Structured figure records:
____

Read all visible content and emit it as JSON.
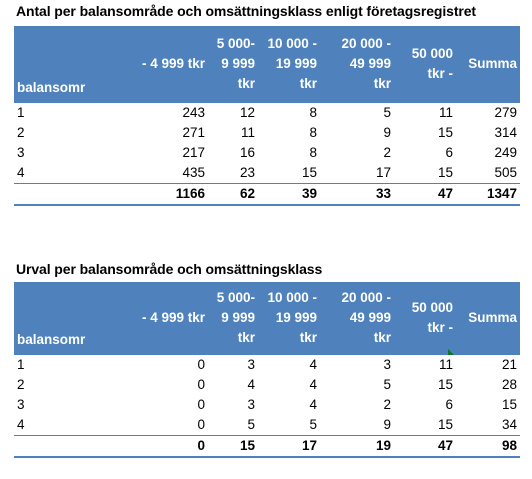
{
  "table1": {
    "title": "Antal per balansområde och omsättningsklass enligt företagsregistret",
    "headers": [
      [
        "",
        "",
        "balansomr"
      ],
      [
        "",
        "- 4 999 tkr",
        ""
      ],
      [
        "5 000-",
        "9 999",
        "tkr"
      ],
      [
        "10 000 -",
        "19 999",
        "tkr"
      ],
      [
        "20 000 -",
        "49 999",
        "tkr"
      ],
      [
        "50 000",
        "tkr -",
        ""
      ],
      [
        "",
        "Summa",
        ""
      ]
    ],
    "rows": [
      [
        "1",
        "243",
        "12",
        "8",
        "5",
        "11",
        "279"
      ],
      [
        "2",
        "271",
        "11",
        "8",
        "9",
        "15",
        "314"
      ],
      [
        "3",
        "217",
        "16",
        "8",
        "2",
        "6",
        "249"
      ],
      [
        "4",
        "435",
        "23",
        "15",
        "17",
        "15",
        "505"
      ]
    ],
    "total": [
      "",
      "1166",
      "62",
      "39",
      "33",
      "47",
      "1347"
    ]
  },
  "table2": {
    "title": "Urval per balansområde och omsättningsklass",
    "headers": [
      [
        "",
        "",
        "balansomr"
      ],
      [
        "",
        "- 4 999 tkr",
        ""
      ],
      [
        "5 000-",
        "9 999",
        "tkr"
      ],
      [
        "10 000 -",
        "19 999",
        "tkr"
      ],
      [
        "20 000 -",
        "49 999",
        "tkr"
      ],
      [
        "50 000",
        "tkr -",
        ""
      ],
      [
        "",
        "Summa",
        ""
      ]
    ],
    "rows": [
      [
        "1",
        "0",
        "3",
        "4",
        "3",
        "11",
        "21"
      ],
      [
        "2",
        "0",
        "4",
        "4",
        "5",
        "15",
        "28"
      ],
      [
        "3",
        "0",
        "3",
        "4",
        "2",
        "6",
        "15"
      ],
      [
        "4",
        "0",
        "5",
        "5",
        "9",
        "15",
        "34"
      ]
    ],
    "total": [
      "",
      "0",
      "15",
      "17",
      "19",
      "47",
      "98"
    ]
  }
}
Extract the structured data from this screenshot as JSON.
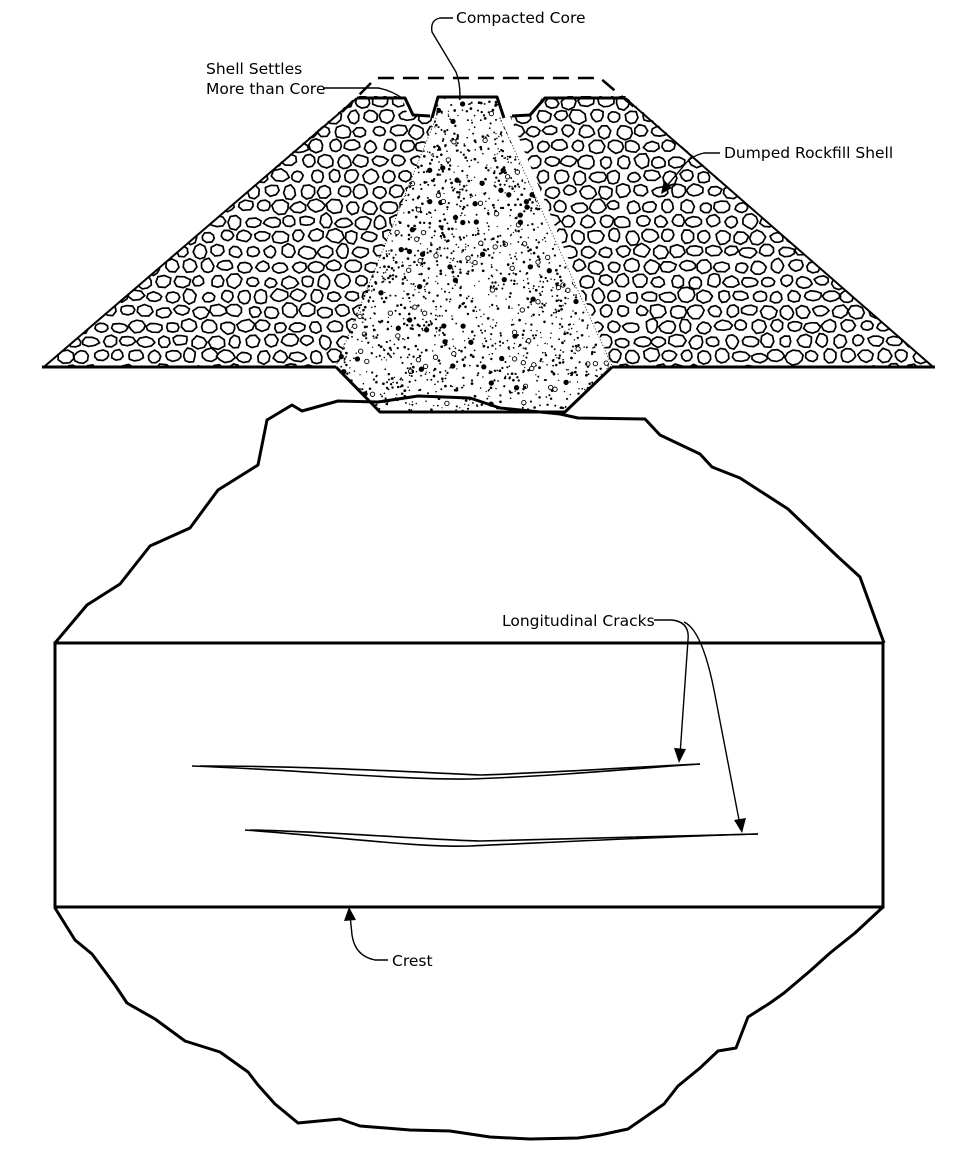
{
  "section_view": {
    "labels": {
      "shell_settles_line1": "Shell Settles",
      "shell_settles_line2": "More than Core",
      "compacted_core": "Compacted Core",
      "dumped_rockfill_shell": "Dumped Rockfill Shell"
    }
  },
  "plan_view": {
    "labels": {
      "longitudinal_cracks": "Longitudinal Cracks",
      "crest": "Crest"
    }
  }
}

____

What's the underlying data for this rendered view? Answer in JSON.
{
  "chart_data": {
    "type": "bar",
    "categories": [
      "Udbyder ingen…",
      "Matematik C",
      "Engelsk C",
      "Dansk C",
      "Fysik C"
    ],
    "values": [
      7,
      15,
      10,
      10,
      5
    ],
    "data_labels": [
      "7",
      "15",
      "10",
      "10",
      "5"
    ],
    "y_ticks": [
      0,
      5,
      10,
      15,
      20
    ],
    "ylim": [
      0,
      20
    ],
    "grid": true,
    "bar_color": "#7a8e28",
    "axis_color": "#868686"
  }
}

____

The request: Tally how many lines of the records hold the word "JSON". Answer with the number only.

Response to the exercise: 3